RECORDS SHOWN.

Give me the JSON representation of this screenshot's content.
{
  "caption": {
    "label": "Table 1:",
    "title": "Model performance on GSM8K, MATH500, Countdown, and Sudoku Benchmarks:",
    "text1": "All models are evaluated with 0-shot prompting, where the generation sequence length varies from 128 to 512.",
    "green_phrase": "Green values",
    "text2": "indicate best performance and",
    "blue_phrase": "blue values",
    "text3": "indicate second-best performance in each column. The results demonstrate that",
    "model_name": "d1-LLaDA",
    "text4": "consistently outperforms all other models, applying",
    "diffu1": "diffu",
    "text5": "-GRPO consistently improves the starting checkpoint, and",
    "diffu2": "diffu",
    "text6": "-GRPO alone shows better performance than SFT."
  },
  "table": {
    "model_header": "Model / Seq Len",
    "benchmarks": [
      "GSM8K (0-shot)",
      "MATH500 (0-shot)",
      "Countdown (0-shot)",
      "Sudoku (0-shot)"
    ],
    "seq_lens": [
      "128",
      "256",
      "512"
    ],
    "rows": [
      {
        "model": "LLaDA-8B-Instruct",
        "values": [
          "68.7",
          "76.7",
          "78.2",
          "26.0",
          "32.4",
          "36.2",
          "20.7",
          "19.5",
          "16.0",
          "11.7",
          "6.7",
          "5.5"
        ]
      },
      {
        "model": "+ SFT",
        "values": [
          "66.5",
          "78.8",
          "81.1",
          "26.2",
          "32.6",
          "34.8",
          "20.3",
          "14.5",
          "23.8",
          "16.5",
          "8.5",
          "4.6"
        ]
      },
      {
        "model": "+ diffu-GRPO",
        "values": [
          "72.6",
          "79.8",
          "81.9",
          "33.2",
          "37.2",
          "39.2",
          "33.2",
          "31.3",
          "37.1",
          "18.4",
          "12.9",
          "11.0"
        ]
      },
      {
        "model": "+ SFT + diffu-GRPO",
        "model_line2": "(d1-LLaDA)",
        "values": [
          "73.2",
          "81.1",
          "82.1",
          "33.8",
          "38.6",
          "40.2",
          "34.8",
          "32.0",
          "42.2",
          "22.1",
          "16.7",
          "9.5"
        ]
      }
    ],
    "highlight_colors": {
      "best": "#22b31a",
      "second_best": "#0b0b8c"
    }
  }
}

EXERCISE DIRECTIONS. Using the entries above, please restate each one word for word.

ANSWER.
Give me the JSON representation of this screenshot's content.
{
  "caption": {
    "label": "Table 1:",
    "title": "Model performance on GSM8K, MATH500, Countdown, and Sudoku Benchmarks:",
    "text1": "All models are evaluated with 0-shot prompting, where the generation sequence length varies from 128 to 512.",
    "green_phrase": "Green values",
    "text2": "indicate best performance and",
    "blue_phrase": "blue values",
    "text3": "indicate second-best performance in each column. The results demonstrate that",
    "model_name": "d1-LLaDA",
    "text4": "consistently outperforms all other models, applying",
    "diffu1": "diffu",
    "text5": "-GRPO consistently improves the starting checkpoint, and",
    "diffu2": "diffu",
    "text6": "-GRPO alone shows better performance than SFT."
  },
  "table": {
    "model_header": "Model / Seq Len",
    "benchmarks": [
      "GSM8K (0-shot)",
      "MATH500 (0-shot)",
      "Countdown (0-shot)",
      "Sudoku (0-shot)"
    ],
    "seq_lens": [
      "128",
      "256",
      "512"
    ],
    "rows": [
      {
        "model": "LLaDA-8B-Instruct",
        "values": [
          "68.7",
          "76.7",
          "78.2",
          "26.0",
          "32.4",
          "36.2",
          "20.7",
          "19.5",
          "16.0",
          "11.7",
          "6.7",
          "5.5"
        ]
      },
      {
        "model": "+ SFT",
        "values": [
          "66.5",
          "78.8",
          "81.1",
          "26.2",
          "32.6",
          "34.8",
          "20.3",
          "14.5",
          "23.8",
          "16.5",
          "8.5",
          "4.6"
        ]
      },
      {
        "model": "+ diffu-GRPO",
        "values": [
          "72.6",
          "79.8",
          "81.9",
          "33.2",
          "37.2",
          "39.2",
          "33.2",
          "31.3",
          "37.1",
          "18.4",
          "12.9",
          "11.0"
        ]
      },
      {
        "model": "+ SFT + diffu-GRPO",
        "model_line2": "(d1-LLaDA)",
        "values": [
          "73.2",
          "81.1",
          "82.1",
          "33.8",
          "38.6",
          "40.2",
          "34.8",
          "32.0",
          "42.2",
          "22.1",
          "16.7",
          "9.5"
        ]
      }
    ],
    "highlight_colors": {
      "best": "#22b31a",
      "second_best": "#0b0b8c"
    }
  }
}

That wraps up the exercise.